[START Record set]
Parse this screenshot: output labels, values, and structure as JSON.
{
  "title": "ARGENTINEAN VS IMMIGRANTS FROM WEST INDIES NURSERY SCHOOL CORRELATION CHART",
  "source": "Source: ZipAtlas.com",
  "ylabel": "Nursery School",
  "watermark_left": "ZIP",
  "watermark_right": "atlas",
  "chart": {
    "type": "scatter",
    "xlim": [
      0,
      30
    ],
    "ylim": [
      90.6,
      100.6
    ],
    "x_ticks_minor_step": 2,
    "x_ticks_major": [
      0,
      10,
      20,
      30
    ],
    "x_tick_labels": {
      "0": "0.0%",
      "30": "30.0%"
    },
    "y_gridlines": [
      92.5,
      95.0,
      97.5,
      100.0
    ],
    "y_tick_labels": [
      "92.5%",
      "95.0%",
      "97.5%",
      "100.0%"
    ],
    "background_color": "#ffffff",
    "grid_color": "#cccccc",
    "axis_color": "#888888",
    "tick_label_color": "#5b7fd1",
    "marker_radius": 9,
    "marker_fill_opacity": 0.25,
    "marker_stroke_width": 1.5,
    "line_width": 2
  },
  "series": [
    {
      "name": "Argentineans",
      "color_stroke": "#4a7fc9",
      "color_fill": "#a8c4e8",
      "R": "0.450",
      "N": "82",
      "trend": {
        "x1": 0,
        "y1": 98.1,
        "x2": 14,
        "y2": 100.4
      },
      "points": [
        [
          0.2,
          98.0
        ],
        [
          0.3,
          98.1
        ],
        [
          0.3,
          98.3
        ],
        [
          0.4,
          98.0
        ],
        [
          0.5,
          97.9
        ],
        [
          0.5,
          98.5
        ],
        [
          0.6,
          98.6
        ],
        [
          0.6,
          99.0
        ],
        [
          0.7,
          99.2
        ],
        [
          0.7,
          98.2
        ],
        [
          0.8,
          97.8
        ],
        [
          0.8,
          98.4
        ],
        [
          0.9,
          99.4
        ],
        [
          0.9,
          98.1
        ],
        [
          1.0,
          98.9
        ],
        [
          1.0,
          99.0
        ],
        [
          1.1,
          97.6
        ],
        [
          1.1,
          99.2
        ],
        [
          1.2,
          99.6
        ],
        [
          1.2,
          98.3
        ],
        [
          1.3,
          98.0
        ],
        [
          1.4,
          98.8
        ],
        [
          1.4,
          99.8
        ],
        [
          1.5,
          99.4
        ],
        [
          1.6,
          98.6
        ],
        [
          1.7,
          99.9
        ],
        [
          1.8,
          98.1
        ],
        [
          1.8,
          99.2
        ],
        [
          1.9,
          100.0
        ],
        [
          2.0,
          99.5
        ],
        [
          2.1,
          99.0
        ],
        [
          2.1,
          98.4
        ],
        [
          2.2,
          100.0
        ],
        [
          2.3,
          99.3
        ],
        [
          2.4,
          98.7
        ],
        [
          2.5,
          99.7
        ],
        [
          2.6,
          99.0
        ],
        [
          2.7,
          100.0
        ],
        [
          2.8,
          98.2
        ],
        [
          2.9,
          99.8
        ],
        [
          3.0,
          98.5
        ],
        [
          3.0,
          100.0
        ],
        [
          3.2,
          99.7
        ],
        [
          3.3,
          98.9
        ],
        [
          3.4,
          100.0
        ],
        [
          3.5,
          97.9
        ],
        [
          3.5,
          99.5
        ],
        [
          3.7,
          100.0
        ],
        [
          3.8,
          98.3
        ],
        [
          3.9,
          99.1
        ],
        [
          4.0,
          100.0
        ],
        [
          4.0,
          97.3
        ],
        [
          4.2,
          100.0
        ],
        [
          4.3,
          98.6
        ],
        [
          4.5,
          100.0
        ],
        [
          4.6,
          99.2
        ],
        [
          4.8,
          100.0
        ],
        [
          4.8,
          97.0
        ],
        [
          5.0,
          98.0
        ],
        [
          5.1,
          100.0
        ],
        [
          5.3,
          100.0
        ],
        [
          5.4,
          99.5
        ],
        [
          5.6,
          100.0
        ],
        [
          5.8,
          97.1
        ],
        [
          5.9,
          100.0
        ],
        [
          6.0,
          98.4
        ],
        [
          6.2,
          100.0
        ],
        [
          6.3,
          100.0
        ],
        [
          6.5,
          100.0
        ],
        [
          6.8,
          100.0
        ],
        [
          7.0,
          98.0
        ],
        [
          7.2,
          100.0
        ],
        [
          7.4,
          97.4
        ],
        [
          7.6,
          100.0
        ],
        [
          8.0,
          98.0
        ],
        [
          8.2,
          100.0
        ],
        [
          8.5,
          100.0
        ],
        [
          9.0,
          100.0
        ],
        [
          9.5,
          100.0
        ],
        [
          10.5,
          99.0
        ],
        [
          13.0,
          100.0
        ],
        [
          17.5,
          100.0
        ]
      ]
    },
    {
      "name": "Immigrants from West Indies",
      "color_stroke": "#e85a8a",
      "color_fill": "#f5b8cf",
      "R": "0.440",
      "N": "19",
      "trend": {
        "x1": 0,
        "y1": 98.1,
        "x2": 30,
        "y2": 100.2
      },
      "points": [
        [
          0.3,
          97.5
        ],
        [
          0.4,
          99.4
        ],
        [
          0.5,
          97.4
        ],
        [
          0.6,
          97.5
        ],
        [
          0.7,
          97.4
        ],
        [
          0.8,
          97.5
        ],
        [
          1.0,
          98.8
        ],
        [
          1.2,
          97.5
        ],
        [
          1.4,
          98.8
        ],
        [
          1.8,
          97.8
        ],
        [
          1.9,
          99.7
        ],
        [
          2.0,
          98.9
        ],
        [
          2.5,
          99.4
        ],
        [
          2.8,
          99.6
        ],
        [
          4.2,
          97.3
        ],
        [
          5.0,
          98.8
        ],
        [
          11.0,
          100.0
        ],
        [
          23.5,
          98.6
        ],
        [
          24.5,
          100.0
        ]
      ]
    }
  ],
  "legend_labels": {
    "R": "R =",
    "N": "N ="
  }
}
[END Record set]
#### Aim of the task
The whole listing above needs to be written out again exactly.

#### Solution to the problem
Parse this screenshot: output labels, values, and structure as JSON.
{
  "title": "ARGENTINEAN VS IMMIGRANTS FROM WEST INDIES NURSERY SCHOOL CORRELATION CHART",
  "source": "Source: ZipAtlas.com",
  "ylabel": "Nursery School",
  "watermark_left": "ZIP",
  "watermark_right": "atlas",
  "chart": {
    "type": "scatter",
    "xlim": [
      0,
      30
    ],
    "ylim": [
      90.6,
      100.6
    ],
    "x_ticks_minor_step": 2,
    "x_ticks_major": [
      0,
      10,
      20,
      30
    ],
    "x_tick_labels": {
      "0": "0.0%",
      "30": "30.0%"
    },
    "y_gridlines": [
      92.5,
      95.0,
      97.5,
      100.0
    ],
    "y_tick_labels": [
      "92.5%",
      "95.0%",
      "97.5%",
      "100.0%"
    ],
    "background_color": "#ffffff",
    "grid_color": "#cccccc",
    "axis_color": "#888888",
    "tick_label_color": "#5b7fd1",
    "marker_radius": 9,
    "marker_fill_opacity": 0.25,
    "marker_stroke_width": 1.5,
    "line_width": 2
  },
  "series": [
    {
      "name": "Argentineans",
      "color_stroke": "#4a7fc9",
      "color_fill": "#a8c4e8",
      "R": "0.450",
      "N": "82",
      "trend": {
        "x1": 0,
        "y1": 98.1,
        "x2": 14,
        "y2": 100.4
      },
      "points": [
        [
          0.2,
          98.0
        ],
        [
          0.3,
          98.1
        ],
        [
          0.3,
          98.3
        ],
        [
          0.4,
          98.0
        ],
        [
          0.5,
          97.9
        ],
        [
          0.5,
          98.5
        ],
        [
          0.6,
          98.6
        ],
        [
          0.6,
          99.0
        ],
        [
          0.7,
          99.2
        ],
        [
          0.7,
          98.2
        ],
        [
          0.8,
          97.8
        ],
        [
          0.8,
          98.4
        ],
        [
          0.9,
          99.4
        ],
        [
          0.9,
          98.1
        ],
        [
          1.0,
          98.9
        ],
        [
          1.0,
          99.0
        ],
        [
          1.1,
          97.6
        ],
        [
          1.1,
          99.2
        ],
        [
          1.2,
          99.6
        ],
        [
          1.2,
          98.3
        ],
        [
          1.3,
          98.0
        ],
        [
          1.4,
          98.8
        ],
        [
          1.4,
          99.8
        ],
        [
          1.5,
          99.4
        ],
        [
          1.6,
          98.6
        ],
        [
          1.7,
          99.9
        ],
        [
          1.8,
          98.1
        ],
        [
          1.8,
          99.2
        ],
        [
          1.9,
          100.0
        ],
        [
          2.0,
          99.5
        ],
        [
          2.1,
          99.0
        ],
        [
          2.1,
          98.4
        ],
        [
          2.2,
          100.0
        ],
        [
          2.3,
          99.3
        ],
        [
          2.4,
          98.7
        ],
        [
          2.5,
          99.7
        ],
        [
          2.6,
          99.0
        ],
        [
          2.7,
          100.0
        ],
        [
          2.8,
          98.2
        ],
        [
          2.9,
          99.8
        ],
        [
          3.0,
          98.5
        ],
        [
          3.0,
          100.0
        ],
        [
          3.2,
          99.7
        ],
        [
          3.3,
          98.9
        ],
        [
          3.4,
          100.0
        ],
        [
          3.5,
          97.9
        ],
        [
          3.5,
          99.5
        ],
        [
          3.7,
          100.0
        ],
        [
          3.8,
          98.3
        ],
        [
          3.9,
          99.1
        ],
        [
          4.0,
          100.0
        ],
        [
          4.0,
          97.3
        ],
        [
          4.2,
          100.0
        ],
        [
          4.3,
          98.6
        ],
        [
          4.5,
          100.0
        ],
        [
          4.6,
          99.2
        ],
        [
          4.8,
          100.0
        ],
        [
          4.8,
          97.0
        ],
        [
          5.0,
          98.0
        ],
        [
          5.1,
          100.0
        ],
        [
          5.3,
          100.0
        ],
        [
          5.4,
          99.5
        ],
        [
          5.6,
          100.0
        ],
        [
          5.8,
          97.1
        ],
        [
          5.9,
          100.0
        ],
        [
          6.0,
          98.4
        ],
        [
          6.2,
          100.0
        ],
        [
          6.3,
          100.0
        ],
        [
          6.5,
          100.0
        ],
        [
          6.8,
          100.0
        ],
        [
          7.0,
          98.0
        ],
        [
          7.2,
          100.0
        ],
        [
          7.4,
          97.4
        ],
        [
          7.6,
          100.0
        ],
        [
          8.0,
          98.0
        ],
        [
          8.2,
          100.0
        ],
        [
          8.5,
          100.0
        ],
        [
          9.0,
          100.0
        ],
        [
          9.5,
          100.0
        ],
        [
          10.5,
          99.0
        ],
        [
          13.0,
          100.0
        ],
        [
          17.5,
          100.0
        ]
      ]
    },
    {
      "name": "Immigrants from West Indies",
      "color_stroke": "#e85a8a",
      "color_fill": "#f5b8cf",
      "R": "0.440",
      "N": "19",
      "trend": {
        "x1": 0,
        "y1": 98.1,
        "x2": 30,
        "y2": 100.2
      },
      "points": [
        [
          0.3,
          97.5
        ],
        [
          0.4,
          99.4
        ],
        [
          0.5,
          97.4
        ],
        [
          0.6,
          97.5
        ],
        [
          0.7,
          97.4
        ],
        [
          0.8,
          97.5
        ],
        [
          1.0,
          98.8
        ],
        [
          1.2,
          97.5
        ],
        [
          1.4,
          98.8
        ],
        [
          1.8,
          97.8
        ],
        [
          1.9,
          99.7
        ],
        [
          2.0,
          98.9
        ],
        [
          2.5,
          99.4
        ],
        [
          2.8,
          99.6
        ],
        [
          4.2,
          97.3
        ],
        [
          5.0,
          98.8
        ],
        [
          11.0,
          100.0
        ],
        [
          23.5,
          98.6
        ],
        [
          24.5,
          100.0
        ]
      ]
    }
  ],
  "legend_labels": {
    "R": "R =",
    "N": "N ="
  }
}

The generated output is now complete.